**TASK INSTRUCTIONS**
Repeat the whole of the data, keeping every detail the same.

[BEGIN INFORMATION GIVEN]

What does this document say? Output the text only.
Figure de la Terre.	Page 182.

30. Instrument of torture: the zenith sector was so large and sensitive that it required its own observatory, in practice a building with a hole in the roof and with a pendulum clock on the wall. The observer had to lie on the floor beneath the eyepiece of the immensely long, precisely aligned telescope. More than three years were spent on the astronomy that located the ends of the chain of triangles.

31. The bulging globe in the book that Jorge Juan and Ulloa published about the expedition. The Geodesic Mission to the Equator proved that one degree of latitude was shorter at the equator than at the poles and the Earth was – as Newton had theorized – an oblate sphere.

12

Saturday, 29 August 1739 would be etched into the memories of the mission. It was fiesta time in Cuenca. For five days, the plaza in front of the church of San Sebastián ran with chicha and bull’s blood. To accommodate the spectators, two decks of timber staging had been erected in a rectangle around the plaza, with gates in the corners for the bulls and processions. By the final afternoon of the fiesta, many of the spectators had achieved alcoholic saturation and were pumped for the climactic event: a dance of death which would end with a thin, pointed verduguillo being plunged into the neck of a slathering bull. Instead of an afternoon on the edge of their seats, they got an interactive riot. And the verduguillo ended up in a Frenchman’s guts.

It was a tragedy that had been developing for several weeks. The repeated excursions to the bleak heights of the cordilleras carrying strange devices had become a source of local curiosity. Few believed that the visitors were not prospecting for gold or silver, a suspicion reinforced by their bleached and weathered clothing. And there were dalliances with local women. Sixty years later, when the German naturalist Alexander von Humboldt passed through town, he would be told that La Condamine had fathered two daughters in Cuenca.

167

[END INFORMATION GIVEN]

**ANSWER TO THE PROBLEM**
What does this document say? Output the text only.
Figure de la Terre.	Page 182.

30. Instrument of torture: the zenith sector was so large and sensitive that it required its own observatory, in practice a building with a hole in the roof and with a pendulum clock on the wall. The observer had to lie on the floor beneath the eyepiece of the immensely long, precisely aligned telescope. More than three years were spent on the astronomy that located the ends of the chain of triangles.

31. The bulging globe in the book that Jorge Juan and Ulloa published about the expedition. The Geodesic Mission to the Equator proved that one degree of latitude was shorter at the equator than at the poles and the Earth was – as Newton had theorized – an oblate sphere.

12

Saturday, 29 August 1739 would be etched into the memories of the mission. It was fiesta time in Cuenca. For five days, the plaza in front of the church of San Sebastián ran with chicha and bull’s blood. To accommodate the spectators, two decks of timber staging had been erected in a rectangle around the plaza, with gates in the corners for the bulls and processions. By the final afternoon of the fiesta, many of the spectators had achieved alcoholic saturation and were pumped for the climactic event: a dance of death which would end with a thin, pointed verduguillo being plunged into the neck of a slathering bull. Instead of an afternoon on the edge of their seats, they got an interactive riot. And the verduguillo ended up in a Frenchman’s guts.

It was a tragedy that had been developing for several weeks. The repeated excursions to the bleak heights of the cordilleras carrying strange devices had become a source of local curiosity. Few believed that the visitors were not prospecting for gold or silver, a suspicion reinforced by their bleached and weathered clothing. And there were dalliances with local women. Sixty years later, when the German naturalist Alexander von Humboldt passed through town, he would be told that La Condamine had fathered two daughters in Cuenca.

167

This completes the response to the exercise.